(Written exercise) Please repeat the material from the line that has "- sidebar-item-label: ユーザー: [35, 488, 91, 504]" through the line that has "514, 560, 534]", substituting "speech-bubble-icon" for "comment-icon" and keeping everything else the same.

(Dataset entries)
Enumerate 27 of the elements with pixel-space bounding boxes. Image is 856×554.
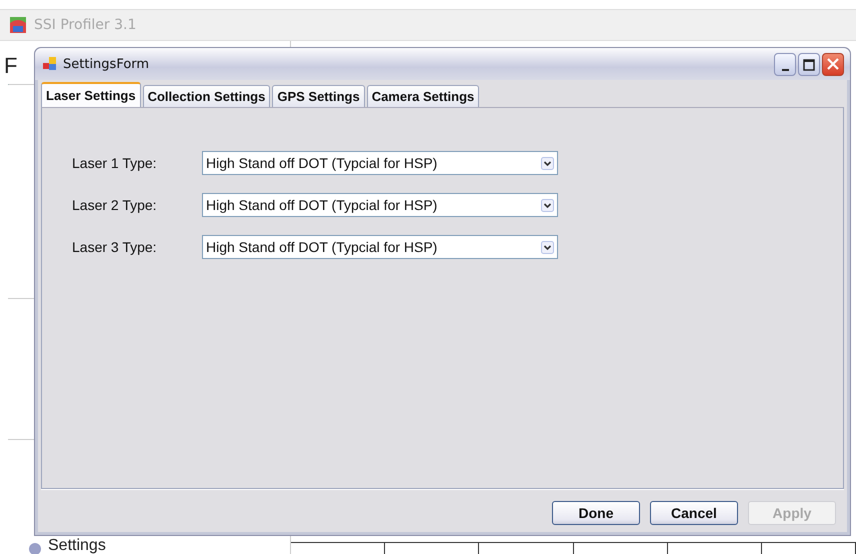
chevron-icon [541, 240, 554, 254]
close-button[interactable] [822, 52, 844, 76]
sidebar-label: Settings [48, 537, 106, 554]
app-logo-icon [10, 17, 26, 33]
minimize-button[interactable] [774, 52, 796, 76]
field-label: Laser 3 Type: [72, 239, 158, 255]
dropdown[interactable]: High Stand off DOT (Typcial for HSP) [202, 193, 558, 217]
field-label: Laser 2 Type: [72, 197, 158, 213]
close-icon [827, 58, 839, 70]
tab[interactable]: Camera Settings [366, 85, 480, 107]
chevron-icon [541, 198, 554, 212]
maximize-icon [803, 58, 815, 70]
tab[interactable]: GPS Settings [272, 85, 365, 107]
dropdown[interactable]: High Stand off DOT (Typcial for HSP) [202, 235, 558, 259]
tab[interactable]: Collection Settings [142, 85, 270, 107]
maximize-button[interactable] [798, 52, 820, 76]
dropdown[interactable]: High Stand off DOT (Typcial for HSP) [202, 151, 558, 175]
minimize-icon [782, 68, 788, 70]
dialog-title: SettingsForm [63, 56, 150, 72]
app-title: SSI Profiler 3.1 [34, 17, 136, 33]
chevron-icon [541, 156, 554, 170]
menu-label: F [4, 53, 18, 79]
form-icon [43, 57, 57, 71]
dialog-button[interactable]: Done [552, 500, 640, 524]
field-label: Laser 1 Type: [72, 155, 158, 171]
dialog-button[interactable]: Cancel [650, 500, 738, 524]
tab[interactable]: Laser Settings [41, 82, 141, 107]
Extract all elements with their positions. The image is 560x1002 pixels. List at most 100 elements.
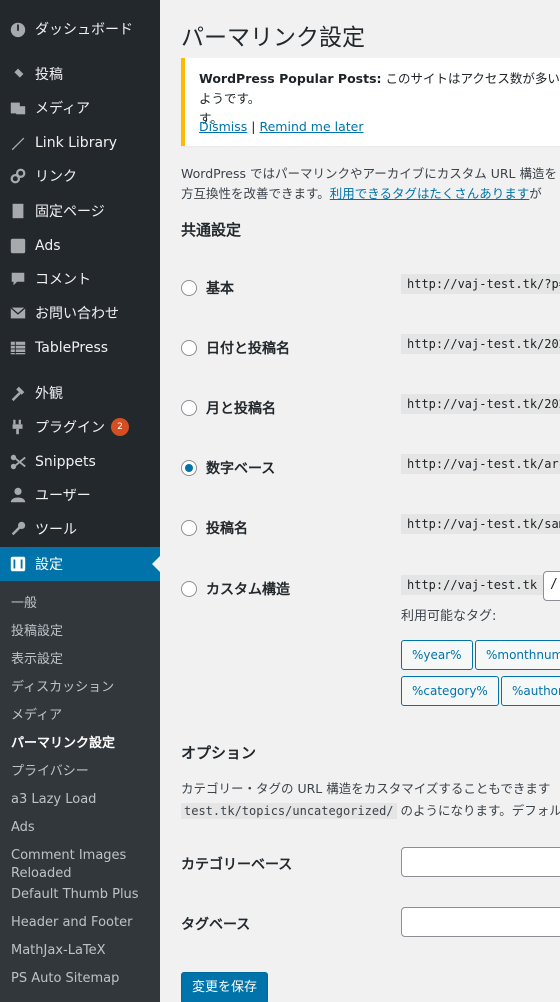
- sidebar-item-label: ユーザー: [35, 488, 91, 504]
- structure-tag-button[interactable]: %monthnum%: [475, 640, 560, 670]
- comment-icon: [8, 269, 28, 289]
- permalink-option-row: 月と投稿名: [181, 398, 276, 418]
- permalink-example-url: http://vaj-test.tk/sample-post/: [401, 514, 560, 534]
- wrench-icon: [8, 519, 28, 539]
- permalink-radio[interactable]: [181, 581, 197, 597]
- sidebar-item-7[interactable]: コメント: [0, 262, 160, 296]
- submenu-item[interactable]: プライバシー: [11, 763, 151, 781]
- sidebar-item-label: 設定: [35, 557, 63, 573]
- sidebar-item-9[interactable]: TablePress: [0, 331, 160, 365]
- intro-paragraph: WordPress ではパーマリンクやアーカイブにカスタム URL 構造を 方互…: [181, 164, 560, 204]
- sidebar-item-11[interactable]: プラグイン 2: [0, 410, 160, 444]
- submenu-item[interactable]: 表示設定: [11, 651, 151, 669]
- sidebar-item-8[interactable]: お問い合わせ: [0, 296, 160, 330]
- notice-links: Dismiss | Remind me later: [199, 119, 363, 134]
- category-base-input[interactable]: [401, 847, 560, 877]
- permalink-option-row: カスタム構造: [181, 579, 290, 599]
- submenu-item[interactable]: ディスカッション: [11, 679, 151, 697]
- structure-tag-button[interactable]: %author%: [501, 676, 560, 706]
- permalink-option-row: 基本: [181, 278, 234, 298]
- sidebar-item-label: Ads: [35, 238, 61, 254]
- pin-icon: [8, 64, 28, 84]
- sidebar-item-3[interactable]: Link Library: [0, 126, 160, 160]
- sidebar-item-label: お問い合わせ: [35, 306, 119, 322]
- permalink-radio[interactable]: [181, 400, 197, 416]
- permalink-radio[interactable]: [181, 520, 197, 536]
- sidebar-item-14[interactable]: ツール: [0, 512, 160, 546]
- tag-base-input[interactable]: [401, 907, 560, 937]
- submenu-item[interactable]: MathJax-LaTeX: [11, 942, 151, 960]
- submenu-item[interactable]: 投稿設定: [11, 623, 151, 641]
- permalink-option-row: 数字ベース: [181, 458, 275, 478]
- permalink-option-label[interactable]: 投稿名: [206, 518, 248, 538]
- update-count-badge: 2: [111, 418, 129, 436]
- tag-base-label: タグベース: [181, 917, 251, 933]
- active-menu-arrow: [152, 556, 160, 572]
- sidebar-item-0[interactable]: ダッシュボード: [0, 12, 160, 46]
- ads-icon: [8, 236, 28, 256]
- intro-text-1: WordPress ではパーマリンクやアーカイブにカスタム URL 構造を: [181, 166, 557, 181]
- link-library-icon: [8, 133, 28, 153]
- permalink-option-label[interactable]: カスタム構造: [206, 579, 290, 599]
- submenu-item[interactable]: Default Thumb Plus: [11, 886, 151, 904]
- sidebar-item-10[interactable]: 外観: [0, 376, 160, 410]
- appearance-icon: [8, 383, 28, 403]
- plugin-icon: [8, 417, 28, 437]
- permalink-option-row: 投稿名: [181, 518, 248, 538]
- sidebar-item-label: プラグイン: [35, 420, 105, 436]
- sidebar-item-13[interactable]: ユーザー: [0, 478, 160, 512]
- submenu-item[interactable]: 一般: [11, 595, 151, 613]
- main-content: パーマリンク設定 WordPress Popular Posts: このサイトは…: [160, 0, 560, 1002]
- submenu-item[interactable]: メディア: [11, 707, 151, 725]
- permalink-radio[interactable]: [181, 280, 197, 296]
- permalink-option-label[interactable]: 月と投稿名: [206, 398, 276, 418]
- options-heading: オプション: [181, 744, 257, 762]
- intro-text-3: が: [529, 186, 542, 201]
- sidebar-item-label: TablePress: [35, 340, 109, 356]
- custom-structure-input[interactable]: /: [543, 571, 560, 601]
- available-tags-link[interactable]: 利用できるタグはたくさんあります: [330, 186, 530, 201]
- plugin-notice: WordPress Popular Posts: このサイトはアクセス数が多いよ…: [181, 58, 560, 146]
- remind-later-link[interactable]: Remind me later: [259, 119, 363, 134]
- sidebar-item-label: メディア: [35, 101, 91, 117]
- sidebar-item-15[interactable]: 設定: [0, 547, 160, 581]
- media-icon: [8, 98, 28, 118]
- category-base-label: カテゴリーベース: [181, 857, 293, 873]
- submenu-item[interactable]: Comment Images Reloaded: [11, 847, 151, 883]
- sidebar-item-1[interactable]: 投稿: [0, 57, 160, 91]
- mail-icon: [8, 303, 28, 323]
- sidebar-item-6[interactable]: Ads: [0, 229, 160, 263]
- common-settings-heading: 共通設定: [181, 221, 242, 239]
- settings-submenu: 一般投稿設定表示設定ディスカッション メディアパーマリンク設定 プライバシー a3 L…: [0, 581, 160, 1002]
- permalink-example-url: http://vaj-test.tk/archives/123: [401, 454, 560, 474]
- notice-separator: |: [251, 119, 256, 134]
- submenu-item[interactable]: パーマリンク設定: [11, 735, 151, 753]
- structure-tag-button[interactable]: %year%: [401, 640, 473, 670]
- sidebar-item-5[interactable]: 固定ページ: [0, 194, 160, 228]
- submenu-item[interactable]: Ads: [11, 819, 151, 837]
- structure-tag-button[interactable]: %category%: [401, 676, 499, 706]
- submenu-item[interactable]: PS Auto Sitemap: [11, 970, 151, 988]
- permalink-option-label[interactable]: 数字ベース: [206, 458, 275, 478]
- options-desc-1: カテゴリー・タグの URL 構造をカスタマイズすることもできます: [181, 781, 551, 796]
- permalink-example-url: http://vaj-test.tk/2020/05/13/sample-pos…: [401, 334, 560, 354]
- sidebar-item-2[interactable]: メディア: [0, 91, 160, 125]
- sidebar-item-label: 投稿: [35, 67, 63, 83]
- permalink-radio[interactable]: [181, 460, 197, 476]
- page-title: パーマリンク設定: [181, 25, 365, 51]
- sidebar-item-12[interactable]: Snippets: [0, 445, 160, 479]
- notice-plugin-name: WordPress Popular Posts:: [199, 71, 382, 86]
- submenu-item[interactable]: Header and Footer: [11, 914, 151, 932]
- permalink-option-label[interactable]: 日付と投稿名: [206, 338, 290, 358]
- dismiss-link[interactable]: Dismiss: [199, 119, 247, 134]
- permalink-option-label[interactable]: 基本: [206, 278, 234, 298]
- permalink-radio[interactable]: [181, 340, 197, 356]
- sidebar-item-4[interactable]: リンク: [0, 159, 160, 193]
- intro-text-2: 方互換性を改善できます。: [181, 186, 330, 201]
- options-desc-2: のようになります。デフォル: [400, 803, 560, 818]
- sidebar-item-label: コメント: [35, 272, 91, 288]
- scissors-icon: [8, 452, 28, 472]
- save-changes-button[interactable]: 変更を保存: [181, 972, 268, 1002]
- permalink-example-url: http://vaj-test.tk/?p=123: [401, 274, 560, 294]
- submenu-item[interactable]: a3 Lazy Load: [11, 791, 151, 809]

(Reply)
- sidebar-item-label: ユーザー: [35, 488, 91, 504]
- structure-tag-button[interactable]: %monthnum%: [475, 640, 560, 670]
- speech-bubble-icon: [8, 269, 28, 289]
- permalink-option-row: 月と投稿名: [181, 398, 276, 418]
- permalink-example-url: http://vaj-test.tk/sample-post/: [401, 514, 560, 534]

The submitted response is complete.